Data records:
· · · · · · ·

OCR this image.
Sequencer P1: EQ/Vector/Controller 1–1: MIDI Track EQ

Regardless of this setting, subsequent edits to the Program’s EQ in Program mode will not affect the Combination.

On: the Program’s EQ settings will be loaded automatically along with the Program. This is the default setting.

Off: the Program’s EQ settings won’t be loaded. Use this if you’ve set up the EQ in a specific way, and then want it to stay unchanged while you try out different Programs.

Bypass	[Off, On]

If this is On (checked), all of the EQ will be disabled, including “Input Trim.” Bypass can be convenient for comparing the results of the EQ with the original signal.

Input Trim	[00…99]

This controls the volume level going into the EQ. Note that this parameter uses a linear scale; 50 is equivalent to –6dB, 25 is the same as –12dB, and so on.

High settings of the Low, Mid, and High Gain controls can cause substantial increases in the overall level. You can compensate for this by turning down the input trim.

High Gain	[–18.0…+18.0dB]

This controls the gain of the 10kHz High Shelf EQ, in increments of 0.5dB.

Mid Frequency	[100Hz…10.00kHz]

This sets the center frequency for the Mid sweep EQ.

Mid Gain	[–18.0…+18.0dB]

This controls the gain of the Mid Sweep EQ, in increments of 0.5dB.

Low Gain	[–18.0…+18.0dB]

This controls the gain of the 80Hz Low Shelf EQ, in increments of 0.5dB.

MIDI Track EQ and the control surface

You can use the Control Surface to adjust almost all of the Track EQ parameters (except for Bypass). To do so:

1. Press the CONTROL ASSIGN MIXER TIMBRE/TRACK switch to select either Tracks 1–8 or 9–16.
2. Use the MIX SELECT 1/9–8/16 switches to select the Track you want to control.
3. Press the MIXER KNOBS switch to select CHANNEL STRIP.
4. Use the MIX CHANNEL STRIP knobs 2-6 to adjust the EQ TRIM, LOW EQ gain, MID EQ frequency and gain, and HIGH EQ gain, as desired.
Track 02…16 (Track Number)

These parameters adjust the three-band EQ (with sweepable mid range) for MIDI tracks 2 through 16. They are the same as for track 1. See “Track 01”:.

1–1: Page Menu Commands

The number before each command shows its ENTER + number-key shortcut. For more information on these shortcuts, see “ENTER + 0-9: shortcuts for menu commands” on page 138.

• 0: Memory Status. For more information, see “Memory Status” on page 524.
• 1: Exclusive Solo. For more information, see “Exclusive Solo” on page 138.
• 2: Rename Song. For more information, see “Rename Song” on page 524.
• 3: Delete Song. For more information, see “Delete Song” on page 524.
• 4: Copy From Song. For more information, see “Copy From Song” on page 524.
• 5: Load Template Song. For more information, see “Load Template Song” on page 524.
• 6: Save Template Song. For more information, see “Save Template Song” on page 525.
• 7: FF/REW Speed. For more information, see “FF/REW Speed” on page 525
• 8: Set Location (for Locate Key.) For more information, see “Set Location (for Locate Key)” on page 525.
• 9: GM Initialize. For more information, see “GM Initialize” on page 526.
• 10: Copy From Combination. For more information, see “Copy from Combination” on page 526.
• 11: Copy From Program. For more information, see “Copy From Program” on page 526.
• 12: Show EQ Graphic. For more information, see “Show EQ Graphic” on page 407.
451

· · · · · · ·

== Stated exercise ==
All of the lines above must be returned exactly.

== Solution to the problem ==
OCR this image.
Sequencer P1: EQ/Vector/Controller 1–1: MIDI Track EQ

Regardless of this setting, subsequent edits to the Program’s EQ in Program mode will not affect the Combination.

On: the Program’s EQ settings will be loaded automatically along with the Program. This is the default setting.

Off: the Program’s EQ settings won’t be loaded. Use this if you’ve set up the EQ in a specific way, and then want it to stay unchanged while you try out different Programs.

Bypass	[Off, On]

If this is On (checked), all of the EQ will be disabled, including “Input Trim.” Bypass can be convenient for comparing the results of the EQ with the original signal.

Input Trim	[00…99]

This controls the volume level going into the EQ. Note that this parameter uses a linear scale; 50 is equivalent to –6dB, 25 is the same as –12dB, and so on.

High settings of the Low, Mid, and High Gain controls can cause substantial increases in the overall level. You can compensate for this by turning down the input trim.

High Gain	[–18.0…+18.0dB]

This controls the gain of the 10kHz High Shelf EQ, in increments of 0.5dB.

Mid Frequency	[100Hz…10.00kHz]

This sets the center frequency for the Mid sweep EQ.

Mid Gain	[–18.0…+18.0dB]

This controls the gain of the Mid Sweep EQ, in increments of 0.5dB.

Low Gain	[–18.0…+18.0dB]

This controls the gain of the 80Hz Low Shelf EQ, in increments of 0.5dB.

MIDI Track EQ and the control surface

You can use the Control Surface to adjust almost all of the Track EQ parameters (except for Bypass). To do so:

1. Press the CONTROL ASSIGN MIXER TIMBRE/TRACK switch to select either Tracks 1–8 or 9–16.
2. Use the MIX SELECT 1/9–8/16 switches to select the Track you want to control.
3. Press the MIXER KNOBS switch to select CHANNEL STRIP.
4. Use the MIX CHANNEL STRIP knobs 2-6 to adjust the EQ TRIM, LOW EQ gain, MID EQ frequency and gain, and HIGH EQ gain, as desired.
Track 02…16 (Track Number)

These parameters adjust the three-band EQ (with sweepable mid range) for MIDI tracks 2 through 16. They are the same as for track 1. See “Track 01”:.

1–1: Page Menu Commands

The number before each command shows its ENTER + number-key shortcut. For more information on these shortcuts, see “ENTER + 0-9: shortcuts for menu commands” on page 138.

• 0: Memory Status. For more information, see “Memory Status” on page 524.
• 1: Exclusive Solo. For more information, see “Exclusive Solo” on page 138.
• 2: Rename Song. For more information, see “Rename Song” on page 524.
• 3: Delete Song. For more information, see “Delete Song” on page 524.
• 4: Copy From Song. For more information, see “Copy From Song” on page 524.
• 5: Load Template Song. For more information, see “Load Template Song” on page 524.
• 6: Save Template Song. For more information, see “Save Template Song” on page 525.
• 7: FF/REW Speed. For more information, see “FF/REW Speed” on page 525
• 8: Set Location (for Locate Key.) For more information, see “Set Location (for Locate Key)” on page 525.
• 9: GM Initialize. For more information, see “GM Initialize” on page 526.
• 10: Copy From Combination. For more information, see “Copy from Combination” on page 526.
• 11: Copy From Program. For more information, see “Copy From Program” on page 526.
• 12: Show EQ Graphic. For more information, see “Show EQ Graphic” on page 407.
451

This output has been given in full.